阅读材料
▼

长浮点数(long double)的陷阱

前言

此文转载自 Prelert 的博客,作者为 David。这篇文章目前只能在 WebArchive 找到了,因此我把此文转载并翻译到我的博客上。

我是在搜索为什么 Rust 没有对应 C/C++ 中 long double 的数据类型的时候看到了这篇博文,Rust 不提供对应的数据类型造成了一些互操作性的问题(参见这里这里)。与此相对的是,Zig 和新发布的 Carbon 语言都支持 f16f128 数据类型(其中 Zig 还支持 f80,Carbon 还支持 bfloat16)。不过这倒是不令人意外,因为 Zig 和 Carbon 都以与 C/C++ 的极致兼容性为卖点。这篇博客也许能解释一部分 Rust 不支持更高精度浮点数的原因。

正文

C++ 提供三种浮点数据类型:float, doublelong double。关于这些类型,C++11 标准只提到了:

double 类型需要提供至少与 float 同等的精度,而 long double 需要提供至少与 double 同等的精度。

float 类型所有支持的数值是 duoble 的子集;double 类型所有支持的数值是 long duoble 的子集。各浮点类型的数据表示方法取决于具体的实现。

但是,几乎所有 C++ 编译器都带一个 C 编译器,而 C99 标准的 F 附件则有更详细的规定:

  • float 类型对应 IEC 60559 标准的单精度浮点数
  • double 类型对应 IEC 60559 标准的双精度浮点数
  • long double 类型对应 IEC 60559 标准的扩展精度浮点数,或者非 IEC 60559 的扩展精度浮点数,或者 IEC 60559 的双精度浮点数。

只有一个彻头彻尾的 M 才会编写一个在 C++ 和 C 部分使用不同浮点类型的 C++ 编译器,因此实际上 C++ 也要服从同样的规定。我所使用果的所有近 20 年内的 C++ 编译器都使用 IEC 60559(也就是 IEEE 754)所规定的单精度和双精度浮点数,但是在实现最后一个类型 ——long double—— 上这些编译器会有不一致,这也导致了一些问题。

在我的整个软件开发生涯中,我遇到过的几次与 long double 类型相关的问题,可以被归为两类:

  1. 缺乏测试
  2. 可移植性

缺乏测试

在去年底我记录了一个可以归为第一类的问题。一个 glibc 在 x86_64 平台上的 powl() 函数实现中的 bug 有五年多未得到修复。我感觉如果这个 bug 是在用的更广泛的 pow()函数中,那么会有更多人感到惊奇然后有人会更快修复它。因为这个函数的 long double 版本用的人较少,因此这个 bug 就烂在那了。

▲

任务说明
在这篇关于 long double 陷阱的文章中,glibc 在 x86_64 平台上的 powl() 函数实现里的 bug 有多长时间未得到修复? 以下记录在此不起任何作用。

待研究数据
▼

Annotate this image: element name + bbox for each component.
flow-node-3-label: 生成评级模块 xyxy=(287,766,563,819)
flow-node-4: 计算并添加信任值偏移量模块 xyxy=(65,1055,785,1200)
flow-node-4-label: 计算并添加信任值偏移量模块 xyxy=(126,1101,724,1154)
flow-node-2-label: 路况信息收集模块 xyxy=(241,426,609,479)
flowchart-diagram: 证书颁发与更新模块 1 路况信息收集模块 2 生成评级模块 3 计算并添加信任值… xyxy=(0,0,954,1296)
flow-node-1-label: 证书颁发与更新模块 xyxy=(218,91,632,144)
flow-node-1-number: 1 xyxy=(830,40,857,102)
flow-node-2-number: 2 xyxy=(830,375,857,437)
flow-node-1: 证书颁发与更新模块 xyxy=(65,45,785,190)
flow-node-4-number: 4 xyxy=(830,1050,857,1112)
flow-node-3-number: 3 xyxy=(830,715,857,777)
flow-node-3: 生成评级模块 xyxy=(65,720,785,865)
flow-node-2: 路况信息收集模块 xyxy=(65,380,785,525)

▲

参考答案
五年多。